-- BEGIN Available data --

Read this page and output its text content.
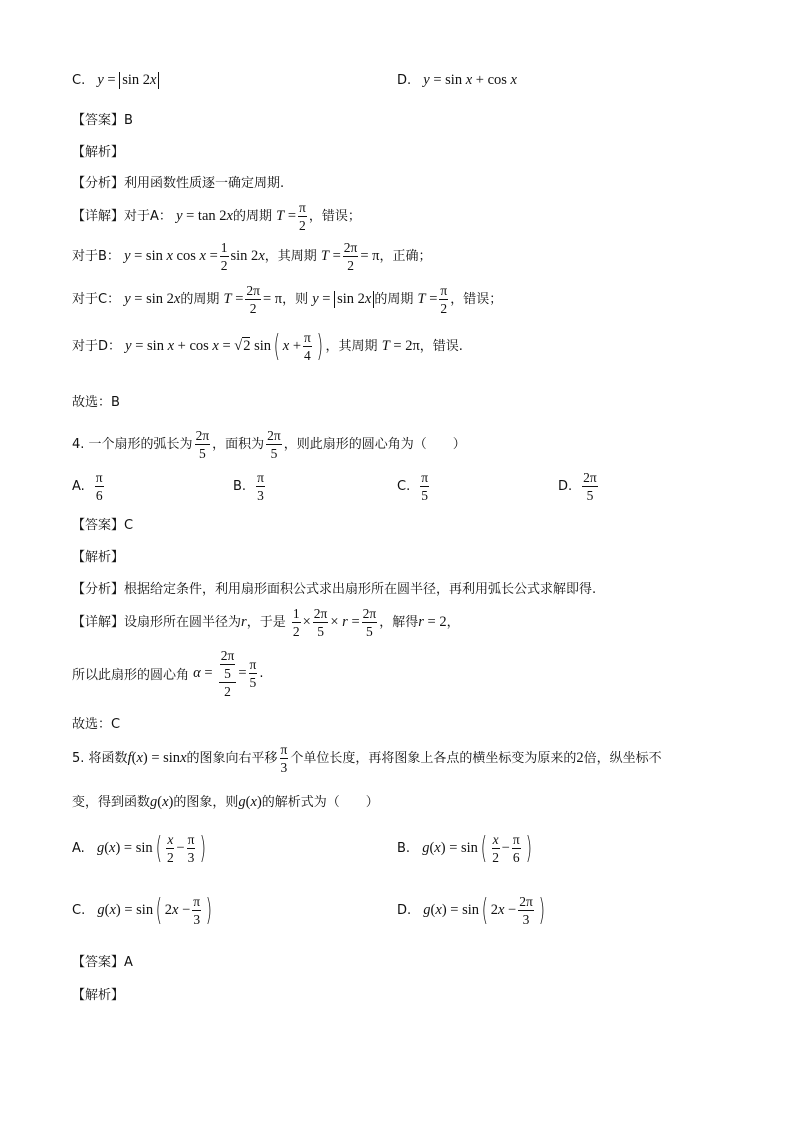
C. y = sin 2x	D. y = sin x + cos x
【答案】B
【解析】
【分析】利用函数性质逐一确定周期.
【详解】对于A： y = tan 2x的周期 $T = \frac{\pi}{2}$ ，错误；
对于B： y = sin x $\cos x = \frac{1}{2}$ sin 2x，其周期 $T = \frac{2\pi}{2} = \pi$，正确；
对于C： y = sin 2x的周期 $T = \frac{2\pi}{2} = \pi$，则 y = sin 2x 的周期 $T = \frac{\pi}{2}$ ，错误；
对于D： y = sin x + cos x = √2 sin( $x + \frac{\pi}{4}$ ) ，其周期 T = 2π，错误.
故选：B
4. 一个扇形的弧长为 $\frac{2\pi}{5}$ ，面积为 $\frac{2\pi}{5}$ ，则此扇形的圆心角为（　　）
A. $\frac{\pi}{6}$	B. $\frac{\pi}{3}$	C. $\frac{\pi}{5}$	D. $\frac{2\pi}{5}$
【答案】C
【解析】
【分析】根据给定条件，利用扇形面积公式求出扇形所在圆半径，再利用弧长公式求解即得.
【详解】设扇形所在圆半径为r，于是 $\frac{1}{2} \times \frac{2\pi}{5} \times r = \frac{2\pi}{5}$ ，解得r = 2，
所以此扇形的圆心角 $\alpha = \frac{\frac{2\pi}{5}}{2} = \frac{\pi}{5}$ .
故选：C
5. 将函数f(x) = sinx的图象向右平移 $\frac{\pi}{3}$ 个单位长度，再将图象上各点的横坐标变为原来的2倍，纵坐标不
变，得到函数g(x)的图象，则g(x)的解析式为（　　）
A. $g(x) = \sin( \frac{x}{2} - \frac{\pi}{3}$ )	B. $g(x) = \sin( \frac{x}{2} - \frac{\pi}{6}$ )
C. g(x) = sin( $2x - \frac{\pi}{3}$ )	D. g(x) = sin( $2x - \frac{2\pi}{3}$ )
【答案】A
【解析】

-- END Available data --

Without the images, write out each line of the data verbatim.

Read this page and output its text content.
C. y = sin 2x	D. y = sin x + cos x
【答案】B
【解析】
【分析】利用函数性质逐一确定周期.
【详解】对于A： y = tan 2x的周期 $T = \frac{\pi}{2}$ ，错误；
对于B： y = sin x $\cos x = \frac{1}{2}$ sin 2x，其周期 $T = \frac{2\pi}{2} = \pi$，正确；
对于C： y = sin 2x的周期 $T = \frac{2\pi}{2} = \pi$，则 y = sin 2x 的周期 $T = \frac{\pi}{2}$ ，错误；
对于D： y = sin x + cos x = √2 sin( $x + \frac{\pi}{4}$ ) ，其周期 T = 2π，错误.
故选：B
4. 一个扇形的弧长为 $\frac{2\pi}{5}$ ，面积为 $\frac{2\pi}{5}$ ，则此扇形的圆心角为（　　）
A. $\frac{\pi}{6}$	B. $\frac{\pi}{3}$	C. $\frac{\pi}{5}$	D. $\frac{2\pi}{5}$
【答案】C
【解析】
【分析】根据给定条件，利用扇形面积公式求出扇形所在圆半径，再利用弧长公式求解即得.
【详解】设扇形所在圆半径为r，于是 $\frac{1}{2} \times \frac{2\pi}{5} \times r = \frac{2\pi}{5}$ ，解得r = 2，
所以此扇形的圆心角 $\alpha = \frac{\frac{2\pi}{5}}{2} = \frac{\pi}{5}$ .
故选：C
5. 将函数f(x) = sinx的图象向右平移 $\frac{\pi}{3}$ 个单位长度，再将图象上各点的横坐标变为原来的2倍，纵坐标不
变，得到函数g(x)的图象，则g(x)的解析式为（　　）
A. $g(x) = \sin( \frac{x}{2} - \frac{\pi}{3}$ )	B. $g(x) = \sin( \frac{x}{2} - \frac{\pi}{6}$ )
C. g(x) = sin( $2x - \frac{\pi}{3}$ )	D. g(x) = sin( $2x - \frac{2\pi}{3}$ )
【答案】A
【解析】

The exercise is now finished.